** Items **
========

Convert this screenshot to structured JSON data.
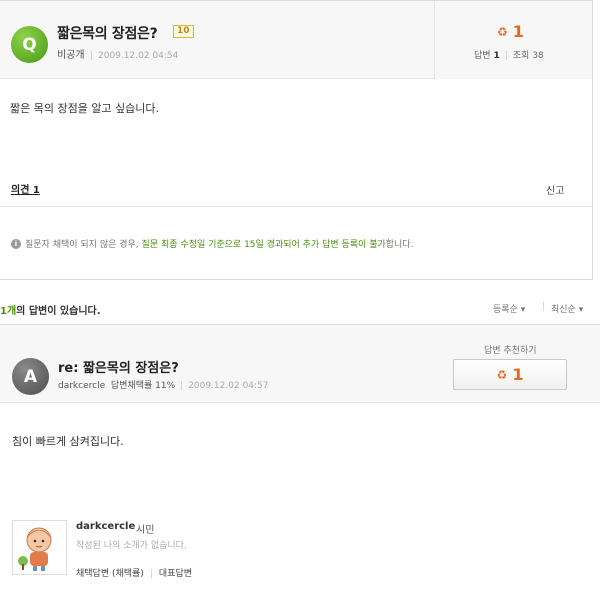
{
  "question": {
    "badge": "Q",
    "title": "짧은목의 장점은?",
    "points": "10",
    "author": "비공개",
    "date": "2009.12.02 04:54",
    "recommend_count": "1",
    "answers_label": "답변",
    "answers_count": "1",
    "views_label": "조회",
    "views_count": "38",
    "body": "짧은 목의 장점을 알고 싶습니다.",
    "opinion_label": "의견 1",
    "report_label": "신고",
    "notice_prefix": "질문자 채택이 되지 않은 경우,",
    "notice_highlight": "질문 최종 수정일 기준으로 15일 경과되어 추가 답변 등록이 불가",
    "notice_suffix": "합니다."
  },
  "answers_header": {
    "count": "1개",
    "text": "의 답변이 있습니다.",
    "sort_registered": "등록순",
    "sort_latest": "최신순"
  },
  "answer": {
    "badge": "A",
    "title": "re: 짧은목의 장점은?",
    "author": "darkcercle",
    "adoption_rate": "답변채택률 11%",
    "date": "2009.12.02 04:57",
    "recommend_label": "답변 추천하기",
    "recommend_count": "1",
    "body": "침이 빠르게 삼켜집니다."
  },
  "profile": {
    "name": "darkcercle",
    "grade": "시민",
    "intro": "작성된 나의 소개가 없습니다.",
    "stat_adopt": "채택답변 (채택률)",
    "stat_rep": "대표답변"
  },
  "colors": {
    "green": "#4b8f0e",
    "orange": "#e56a1e",
    "question_badge": "#6bb52a",
    "answer_badge": "#666666"
  },
  "icons": [
    "thumbs-up-icon",
    "info-icon",
    "caret-down-icon"
  ]
}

========

** Exercise requirements **
Among the lines of the data, identify those with the word "darkcercle". Copy each of them.

** Answer to the exercise **
    "author": "darkcercle",
    "name": "darkcercle",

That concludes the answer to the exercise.